··· RAW RECORDS

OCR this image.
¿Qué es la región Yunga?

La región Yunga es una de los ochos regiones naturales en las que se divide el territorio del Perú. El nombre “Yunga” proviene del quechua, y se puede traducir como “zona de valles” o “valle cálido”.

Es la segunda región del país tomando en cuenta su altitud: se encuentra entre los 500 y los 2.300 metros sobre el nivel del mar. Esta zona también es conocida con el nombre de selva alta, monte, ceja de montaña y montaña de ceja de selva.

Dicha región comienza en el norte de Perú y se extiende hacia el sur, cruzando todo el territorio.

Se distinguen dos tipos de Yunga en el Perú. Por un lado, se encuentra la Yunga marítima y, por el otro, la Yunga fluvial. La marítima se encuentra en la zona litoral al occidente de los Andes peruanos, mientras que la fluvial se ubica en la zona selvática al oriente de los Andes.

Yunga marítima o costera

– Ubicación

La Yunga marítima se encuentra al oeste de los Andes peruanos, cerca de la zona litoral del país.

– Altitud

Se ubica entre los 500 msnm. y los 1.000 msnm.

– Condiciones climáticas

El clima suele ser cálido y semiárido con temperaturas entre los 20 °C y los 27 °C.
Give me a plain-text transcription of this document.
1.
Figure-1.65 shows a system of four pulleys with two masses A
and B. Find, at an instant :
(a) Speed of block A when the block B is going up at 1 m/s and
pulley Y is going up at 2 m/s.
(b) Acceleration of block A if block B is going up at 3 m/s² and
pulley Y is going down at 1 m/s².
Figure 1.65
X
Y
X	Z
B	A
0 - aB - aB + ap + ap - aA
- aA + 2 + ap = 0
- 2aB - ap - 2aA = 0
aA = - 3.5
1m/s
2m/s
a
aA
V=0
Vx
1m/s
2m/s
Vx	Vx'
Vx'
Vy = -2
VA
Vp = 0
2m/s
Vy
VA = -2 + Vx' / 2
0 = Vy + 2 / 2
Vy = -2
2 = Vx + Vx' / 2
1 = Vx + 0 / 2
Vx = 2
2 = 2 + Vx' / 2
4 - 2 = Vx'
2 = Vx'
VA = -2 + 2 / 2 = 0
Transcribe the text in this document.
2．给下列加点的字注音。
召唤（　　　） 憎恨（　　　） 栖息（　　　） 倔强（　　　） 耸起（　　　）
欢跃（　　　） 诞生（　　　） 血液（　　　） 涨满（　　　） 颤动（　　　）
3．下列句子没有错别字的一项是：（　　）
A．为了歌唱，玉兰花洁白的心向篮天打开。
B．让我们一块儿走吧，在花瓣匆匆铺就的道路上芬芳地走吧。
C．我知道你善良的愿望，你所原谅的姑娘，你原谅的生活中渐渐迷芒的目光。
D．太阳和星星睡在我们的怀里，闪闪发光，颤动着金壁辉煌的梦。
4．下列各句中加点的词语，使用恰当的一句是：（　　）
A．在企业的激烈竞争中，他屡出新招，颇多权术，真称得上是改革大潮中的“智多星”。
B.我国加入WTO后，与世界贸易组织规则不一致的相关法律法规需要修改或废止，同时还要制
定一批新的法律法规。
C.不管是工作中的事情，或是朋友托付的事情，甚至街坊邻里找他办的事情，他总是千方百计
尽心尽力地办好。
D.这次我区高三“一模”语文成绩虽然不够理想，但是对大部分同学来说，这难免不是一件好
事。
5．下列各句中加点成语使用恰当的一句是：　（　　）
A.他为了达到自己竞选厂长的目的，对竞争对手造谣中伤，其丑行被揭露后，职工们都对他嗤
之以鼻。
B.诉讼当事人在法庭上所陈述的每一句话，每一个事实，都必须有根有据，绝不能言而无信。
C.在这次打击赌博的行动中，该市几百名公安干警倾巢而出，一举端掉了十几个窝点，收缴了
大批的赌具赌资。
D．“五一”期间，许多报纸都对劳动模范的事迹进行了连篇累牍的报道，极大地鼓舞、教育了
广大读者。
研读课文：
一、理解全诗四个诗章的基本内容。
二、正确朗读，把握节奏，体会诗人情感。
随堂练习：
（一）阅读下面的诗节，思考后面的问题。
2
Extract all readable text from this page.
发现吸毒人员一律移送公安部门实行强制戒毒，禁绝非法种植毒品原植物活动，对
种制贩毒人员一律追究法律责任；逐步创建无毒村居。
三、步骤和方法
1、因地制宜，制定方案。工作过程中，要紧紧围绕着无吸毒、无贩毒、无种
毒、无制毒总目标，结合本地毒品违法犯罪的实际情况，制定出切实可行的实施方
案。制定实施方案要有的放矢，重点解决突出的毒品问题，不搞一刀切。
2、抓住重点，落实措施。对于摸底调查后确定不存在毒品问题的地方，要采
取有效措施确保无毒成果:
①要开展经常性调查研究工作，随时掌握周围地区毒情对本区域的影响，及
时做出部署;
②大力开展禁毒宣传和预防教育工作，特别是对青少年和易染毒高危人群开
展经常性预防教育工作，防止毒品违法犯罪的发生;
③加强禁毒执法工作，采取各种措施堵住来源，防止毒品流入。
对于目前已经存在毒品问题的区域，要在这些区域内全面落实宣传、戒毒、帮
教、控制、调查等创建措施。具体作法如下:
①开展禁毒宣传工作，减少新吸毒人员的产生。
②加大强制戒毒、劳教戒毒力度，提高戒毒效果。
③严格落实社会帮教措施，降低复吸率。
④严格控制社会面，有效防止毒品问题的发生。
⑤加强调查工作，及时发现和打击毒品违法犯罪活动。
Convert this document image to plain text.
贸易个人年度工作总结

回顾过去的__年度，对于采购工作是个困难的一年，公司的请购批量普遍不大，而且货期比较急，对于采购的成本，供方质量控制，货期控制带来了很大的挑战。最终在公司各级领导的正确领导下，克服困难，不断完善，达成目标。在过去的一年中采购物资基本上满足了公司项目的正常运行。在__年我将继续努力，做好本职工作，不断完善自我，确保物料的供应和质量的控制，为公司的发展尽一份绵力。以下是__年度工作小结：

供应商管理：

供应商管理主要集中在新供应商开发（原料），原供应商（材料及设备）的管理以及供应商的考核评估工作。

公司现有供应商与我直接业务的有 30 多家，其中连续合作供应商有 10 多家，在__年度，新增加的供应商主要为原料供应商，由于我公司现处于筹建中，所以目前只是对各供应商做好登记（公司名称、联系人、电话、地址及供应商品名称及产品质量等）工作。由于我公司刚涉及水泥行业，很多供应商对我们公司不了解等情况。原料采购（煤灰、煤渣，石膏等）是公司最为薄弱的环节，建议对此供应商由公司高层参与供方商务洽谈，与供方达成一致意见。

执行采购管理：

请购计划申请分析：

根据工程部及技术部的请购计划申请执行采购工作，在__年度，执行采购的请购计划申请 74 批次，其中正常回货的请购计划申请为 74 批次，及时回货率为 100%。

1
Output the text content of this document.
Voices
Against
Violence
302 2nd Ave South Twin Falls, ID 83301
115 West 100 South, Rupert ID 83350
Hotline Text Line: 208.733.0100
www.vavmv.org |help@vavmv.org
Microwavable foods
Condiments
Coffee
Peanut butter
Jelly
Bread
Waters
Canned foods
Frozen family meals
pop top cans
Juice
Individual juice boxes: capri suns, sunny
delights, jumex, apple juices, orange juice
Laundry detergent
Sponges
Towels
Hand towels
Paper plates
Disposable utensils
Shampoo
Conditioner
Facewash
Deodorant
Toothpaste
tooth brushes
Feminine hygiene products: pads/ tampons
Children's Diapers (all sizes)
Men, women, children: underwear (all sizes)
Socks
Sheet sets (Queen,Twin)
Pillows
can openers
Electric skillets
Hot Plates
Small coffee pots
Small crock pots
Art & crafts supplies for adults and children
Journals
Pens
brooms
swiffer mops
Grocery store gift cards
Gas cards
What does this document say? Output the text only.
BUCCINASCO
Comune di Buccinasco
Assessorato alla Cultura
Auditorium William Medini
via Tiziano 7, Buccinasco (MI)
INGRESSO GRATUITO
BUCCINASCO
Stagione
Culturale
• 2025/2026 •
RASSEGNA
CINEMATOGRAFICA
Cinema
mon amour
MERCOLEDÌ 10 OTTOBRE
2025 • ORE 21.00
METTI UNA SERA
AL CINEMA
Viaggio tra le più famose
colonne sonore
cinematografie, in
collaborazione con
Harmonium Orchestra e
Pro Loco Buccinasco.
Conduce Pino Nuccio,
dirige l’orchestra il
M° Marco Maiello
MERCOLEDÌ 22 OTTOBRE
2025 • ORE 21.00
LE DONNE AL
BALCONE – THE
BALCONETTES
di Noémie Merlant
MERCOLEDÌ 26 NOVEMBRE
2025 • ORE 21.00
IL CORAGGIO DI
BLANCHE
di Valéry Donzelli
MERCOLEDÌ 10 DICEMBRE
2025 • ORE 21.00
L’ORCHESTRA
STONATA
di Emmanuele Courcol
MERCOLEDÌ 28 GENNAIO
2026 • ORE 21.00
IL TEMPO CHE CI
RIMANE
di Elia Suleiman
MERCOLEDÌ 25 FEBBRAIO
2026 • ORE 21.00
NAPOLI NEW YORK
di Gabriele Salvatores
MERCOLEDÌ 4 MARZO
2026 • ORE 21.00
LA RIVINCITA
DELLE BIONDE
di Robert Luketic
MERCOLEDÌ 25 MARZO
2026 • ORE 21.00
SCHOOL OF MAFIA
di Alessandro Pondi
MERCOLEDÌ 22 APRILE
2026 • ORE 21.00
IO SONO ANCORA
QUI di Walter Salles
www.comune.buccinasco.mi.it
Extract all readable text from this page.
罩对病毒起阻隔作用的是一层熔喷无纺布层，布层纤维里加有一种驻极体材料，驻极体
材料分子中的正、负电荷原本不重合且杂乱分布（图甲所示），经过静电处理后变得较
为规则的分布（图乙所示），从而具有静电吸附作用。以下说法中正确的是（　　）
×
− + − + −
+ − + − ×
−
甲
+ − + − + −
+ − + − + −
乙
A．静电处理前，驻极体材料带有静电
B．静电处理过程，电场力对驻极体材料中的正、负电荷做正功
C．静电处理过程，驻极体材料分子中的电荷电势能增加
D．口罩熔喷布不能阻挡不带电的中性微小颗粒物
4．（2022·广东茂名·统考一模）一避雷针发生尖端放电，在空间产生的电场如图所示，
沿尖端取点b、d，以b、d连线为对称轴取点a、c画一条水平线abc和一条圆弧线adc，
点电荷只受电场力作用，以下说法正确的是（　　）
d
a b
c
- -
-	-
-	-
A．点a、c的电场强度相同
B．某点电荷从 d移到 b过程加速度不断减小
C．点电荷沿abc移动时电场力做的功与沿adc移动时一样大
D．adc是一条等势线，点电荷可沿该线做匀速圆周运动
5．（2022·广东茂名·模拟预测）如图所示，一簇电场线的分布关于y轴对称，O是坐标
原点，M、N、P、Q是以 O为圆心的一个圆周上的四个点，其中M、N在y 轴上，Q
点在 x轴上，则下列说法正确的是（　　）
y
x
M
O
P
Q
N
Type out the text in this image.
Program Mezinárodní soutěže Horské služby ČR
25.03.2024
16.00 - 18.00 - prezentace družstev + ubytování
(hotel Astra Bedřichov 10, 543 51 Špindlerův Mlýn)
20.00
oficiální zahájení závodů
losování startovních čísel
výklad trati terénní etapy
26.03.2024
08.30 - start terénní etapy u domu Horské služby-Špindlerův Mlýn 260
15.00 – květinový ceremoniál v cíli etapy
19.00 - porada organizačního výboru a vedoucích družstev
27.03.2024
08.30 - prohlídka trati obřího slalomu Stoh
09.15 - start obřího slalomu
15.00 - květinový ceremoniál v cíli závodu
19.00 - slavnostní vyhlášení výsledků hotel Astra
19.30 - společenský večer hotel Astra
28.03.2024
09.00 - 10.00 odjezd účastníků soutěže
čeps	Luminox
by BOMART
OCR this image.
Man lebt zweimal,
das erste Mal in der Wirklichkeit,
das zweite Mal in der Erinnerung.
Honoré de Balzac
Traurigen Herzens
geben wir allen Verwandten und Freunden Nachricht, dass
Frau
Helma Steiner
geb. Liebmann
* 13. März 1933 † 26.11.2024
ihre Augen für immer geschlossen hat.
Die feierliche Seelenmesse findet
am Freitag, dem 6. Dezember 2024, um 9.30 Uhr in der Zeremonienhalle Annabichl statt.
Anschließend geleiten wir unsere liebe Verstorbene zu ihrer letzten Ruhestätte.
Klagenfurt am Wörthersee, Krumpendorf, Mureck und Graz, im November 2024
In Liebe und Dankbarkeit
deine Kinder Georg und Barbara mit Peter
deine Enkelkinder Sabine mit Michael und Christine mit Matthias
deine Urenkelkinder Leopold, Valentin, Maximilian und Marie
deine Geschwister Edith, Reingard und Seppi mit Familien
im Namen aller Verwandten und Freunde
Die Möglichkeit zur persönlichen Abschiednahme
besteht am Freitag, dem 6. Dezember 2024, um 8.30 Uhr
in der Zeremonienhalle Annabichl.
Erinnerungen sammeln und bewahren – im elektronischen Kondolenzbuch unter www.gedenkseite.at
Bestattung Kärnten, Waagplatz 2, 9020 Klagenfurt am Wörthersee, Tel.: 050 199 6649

······

* WHAT IS NEEDED: Count the lines that include the word "trati" and state the result as a bare number.

* CORRECT RESULT: 2